>> start Dataset entries
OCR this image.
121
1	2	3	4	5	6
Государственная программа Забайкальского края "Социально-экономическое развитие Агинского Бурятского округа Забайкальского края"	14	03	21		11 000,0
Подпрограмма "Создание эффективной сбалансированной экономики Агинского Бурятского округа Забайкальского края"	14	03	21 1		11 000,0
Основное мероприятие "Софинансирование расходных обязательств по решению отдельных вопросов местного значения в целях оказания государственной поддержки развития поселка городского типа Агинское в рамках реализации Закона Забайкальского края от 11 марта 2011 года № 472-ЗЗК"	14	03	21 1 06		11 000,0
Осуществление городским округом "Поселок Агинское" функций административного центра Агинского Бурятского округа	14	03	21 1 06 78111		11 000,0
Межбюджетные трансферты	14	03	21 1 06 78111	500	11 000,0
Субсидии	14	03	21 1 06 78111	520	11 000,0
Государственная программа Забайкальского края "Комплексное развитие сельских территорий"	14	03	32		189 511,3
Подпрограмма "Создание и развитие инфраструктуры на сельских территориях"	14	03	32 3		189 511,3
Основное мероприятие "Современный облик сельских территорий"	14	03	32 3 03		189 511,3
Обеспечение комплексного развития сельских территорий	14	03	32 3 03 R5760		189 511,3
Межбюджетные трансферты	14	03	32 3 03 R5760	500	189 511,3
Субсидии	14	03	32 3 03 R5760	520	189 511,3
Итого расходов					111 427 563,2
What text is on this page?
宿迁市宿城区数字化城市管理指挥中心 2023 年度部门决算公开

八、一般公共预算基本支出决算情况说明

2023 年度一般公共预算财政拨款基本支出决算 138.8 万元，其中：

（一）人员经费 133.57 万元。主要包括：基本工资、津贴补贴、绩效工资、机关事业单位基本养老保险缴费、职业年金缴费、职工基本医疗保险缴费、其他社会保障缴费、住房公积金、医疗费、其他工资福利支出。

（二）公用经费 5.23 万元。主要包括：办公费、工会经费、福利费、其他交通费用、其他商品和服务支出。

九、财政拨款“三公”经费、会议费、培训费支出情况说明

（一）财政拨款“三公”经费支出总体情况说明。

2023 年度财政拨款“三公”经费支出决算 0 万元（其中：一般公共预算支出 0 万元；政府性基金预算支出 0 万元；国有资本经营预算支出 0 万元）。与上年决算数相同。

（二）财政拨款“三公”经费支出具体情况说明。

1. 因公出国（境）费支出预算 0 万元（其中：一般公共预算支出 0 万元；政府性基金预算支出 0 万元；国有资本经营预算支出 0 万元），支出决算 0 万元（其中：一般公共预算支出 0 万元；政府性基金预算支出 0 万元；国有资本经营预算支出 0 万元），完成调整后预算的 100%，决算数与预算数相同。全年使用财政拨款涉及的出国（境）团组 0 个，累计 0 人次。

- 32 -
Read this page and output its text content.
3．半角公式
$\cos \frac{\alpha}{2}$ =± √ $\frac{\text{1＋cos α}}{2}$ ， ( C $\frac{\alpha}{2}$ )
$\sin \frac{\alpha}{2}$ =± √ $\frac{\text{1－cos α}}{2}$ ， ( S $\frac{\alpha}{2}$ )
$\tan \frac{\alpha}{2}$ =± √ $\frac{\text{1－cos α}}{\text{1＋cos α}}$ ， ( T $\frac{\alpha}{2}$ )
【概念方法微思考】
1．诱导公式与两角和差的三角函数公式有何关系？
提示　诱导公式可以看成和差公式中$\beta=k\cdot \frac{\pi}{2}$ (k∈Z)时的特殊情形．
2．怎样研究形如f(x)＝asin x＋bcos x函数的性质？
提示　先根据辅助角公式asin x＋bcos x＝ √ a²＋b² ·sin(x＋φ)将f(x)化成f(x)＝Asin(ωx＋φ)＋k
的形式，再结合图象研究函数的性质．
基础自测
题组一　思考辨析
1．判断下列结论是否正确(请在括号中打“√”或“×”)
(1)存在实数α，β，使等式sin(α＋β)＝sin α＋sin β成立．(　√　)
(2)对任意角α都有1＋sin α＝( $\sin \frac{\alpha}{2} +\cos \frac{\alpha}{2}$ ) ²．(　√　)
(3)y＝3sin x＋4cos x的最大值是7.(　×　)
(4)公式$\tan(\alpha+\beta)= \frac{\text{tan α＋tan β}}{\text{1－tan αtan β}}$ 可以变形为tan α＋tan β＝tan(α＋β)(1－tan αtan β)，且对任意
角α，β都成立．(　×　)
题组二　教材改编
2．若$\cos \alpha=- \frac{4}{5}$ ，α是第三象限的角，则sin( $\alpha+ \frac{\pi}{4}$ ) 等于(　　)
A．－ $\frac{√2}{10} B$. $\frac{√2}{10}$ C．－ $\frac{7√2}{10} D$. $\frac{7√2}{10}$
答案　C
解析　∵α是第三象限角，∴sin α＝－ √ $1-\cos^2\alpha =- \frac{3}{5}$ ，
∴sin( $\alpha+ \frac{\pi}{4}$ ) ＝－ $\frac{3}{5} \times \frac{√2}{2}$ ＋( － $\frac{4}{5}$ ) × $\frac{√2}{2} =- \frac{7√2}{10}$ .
>> end Dataset entries
**The task**
Repeat all of the records above exactly as written.

**The result**
OCR this image.
121
1	2	3	4	5	6
Государственная программа Забайкальского края "Социально-экономическое развитие Агинского Бурятского округа Забайкальского края"	14	03	21		11 000,0
Подпрограмма "Создание эффективной сбалансированной экономики Агинского Бурятского округа Забайкальского края"	14	03	21 1		11 000,0
Основное мероприятие "Софинансирование расходных обязательств по решению отдельных вопросов местного значения в целях оказания государственной поддержки развития поселка городского типа Агинское в рамках реализации Закона Забайкальского края от 11 марта 2011 года № 472-ЗЗК"	14	03	21 1 06		11 000,0
Осуществление городским округом "Поселок Агинское" функций административного центра Агинского Бурятского округа	14	03	21 1 06 78111		11 000,0
Межбюджетные трансферты	14	03	21 1 06 78111	500	11 000,0
Субсидии	14	03	21 1 06 78111	520	11 000,0
Государственная программа Забайкальского края "Комплексное развитие сельских территорий"	14	03	32		189 511,3
Подпрограмма "Создание и развитие инфраструктуры на сельских территориях"	14	03	32 3		189 511,3
Основное мероприятие "Современный облик сельских территорий"	14	03	32 3 03		189 511,3
Обеспечение комплексного развития сельских территорий	14	03	32 3 03 R5760		189 511,3
Межбюджетные трансферты	14	03	32 3 03 R5760	500	189 511,3
Субсидии	14	03	32 3 03 R5760	520	189 511,3
Итого расходов					111 427 563,2
What text is on this page?
宿迁市宿城区数字化城市管理指挥中心 2023 年度部门决算公开

八、一般公共预算基本支出决算情况说明

2023 年度一般公共预算财政拨款基本支出决算 138.8 万元，其中：

（一）人员经费 133.57 万元。主要包括：基本工资、津贴补贴、绩效工资、机关事业单位基本养老保险缴费、职业年金缴费、职工基本医疗保险缴费、其他社会保障缴费、住房公积金、医疗费、其他工资福利支出。

（二）公用经费 5.23 万元。主要包括：办公费、工会经费、福利费、其他交通费用、其他商品和服务支出。

九、财政拨款“三公”经费、会议费、培训费支出情况说明

（一）财政拨款“三公”经费支出总体情况说明。

2023 年度财政拨款“三公”经费支出决算 0 万元（其中：一般公共预算支出 0 万元；政府性基金预算支出 0 万元；国有资本经营预算支出 0 万元）。与上年决算数相同。

（二）财政拨款“三公”经费支出具体情况说明。

1. 因公出国（境）费支出预算 0 万元（其中：一般公共预算支出 0 万元；政府性基金预算支出 0 万元；国有资本经营预算支出 0 万元），支出决算 0 万元（其中：一般公共预算支出 0 万元；政府性基金预算支出 0 万元；国有资本经营预算支出 0 万元），完成调整后预算的 100%，决算数与预算数相同。全年使用财政拨款涉及的出国（境）团组 0 个，累计 0 人次。

- 32 -
Read this page and output its text content.
3．半角公式
$\cos \frac{\alpha}{2}$ =± √ $\frac{\text{1＋cos α}}{2}$ ， ( C $\frac{\alpha}{2}$ )
$\sin \frac{\alpha}{2}$ =± √ $\frac{\text{1－cos α}}{2}$ ， ( S $\frac{\alpha}{2}$ )
$\tan \frac{\alpha}{2}$ =± √ $\frac{\text{1－cos α}}{\text{1＋cos α}}$ ， ( T $\frac{\alpha}{2}$ )
【概念方法微思考】
1．诱导公式与两角和差的三角函数公式有何关系？
提示　诱导公式可以看成和差公式中$\beta=k\cdot \frac{\pi}{2}$ (k∈Z)时的特殊情形．
2．怎样研究形如f(x)＝asin x＋bcos x函数的性质？
提示　先根据辅助角公式asin x＋bcos x＝ √ a²＋b² ·sin(x＋φ)将f(x)化成f(x)＝Asin(ωx＋φ)＋k
的形式，再结合图象研究函数的性质．
基础自测
题组一　思考辨析
1．判断下列结论是否正确(请在括号中打“√”或“×”)
(1)存在实数α，β，使等式sin(α＋β)＝sin α＋sin β成立．(　√　)
(2)对任意角α都有1＋sin α＝( $\sin \frac{\alpha}{2} +\cos \frac{\alpha}{2}$ ) ²．(　√　)
(3)y＝3sin x＋4cos x的最大值是7.(　×　)
(4)公式$\tan(\alpha+\beta)= \frac{\text{tan α＋tan β}}{\text{1－tan αtan β}}$ 可以变形为tan α＋tan β＝tan(α＋β)(1－tan αtan β)，且对任意
角α，β都成立．(　×　)
题组二　教材改编
2．若$\cos \alpha=- \frac{4}{5}$ ，α是第三象限的角，则sin( $\alpha+ \frac{\pi}{4}$ ) 等于(　　)
A．－ $\frac{√2}{10} B$. $\frac{√2}{10}$ C．－ $\frac{7√2}{10} D$. $\frac{7√2}{10}$
答案　C
解析　∵α是第三象限角，∴sin α＝－ √ $1-\cos^2\alpha =- \frac{3}{5}$ ，
∴sin( $\alpha+ \frac{\pi}{4}$ ) ＝－ $\frac{3}{5} \times \frac{√2}{2}$ ＋( － $\frac{4}{5}$ ) × $\frac{√2}{2} =- \frac{7√2}{10}$ .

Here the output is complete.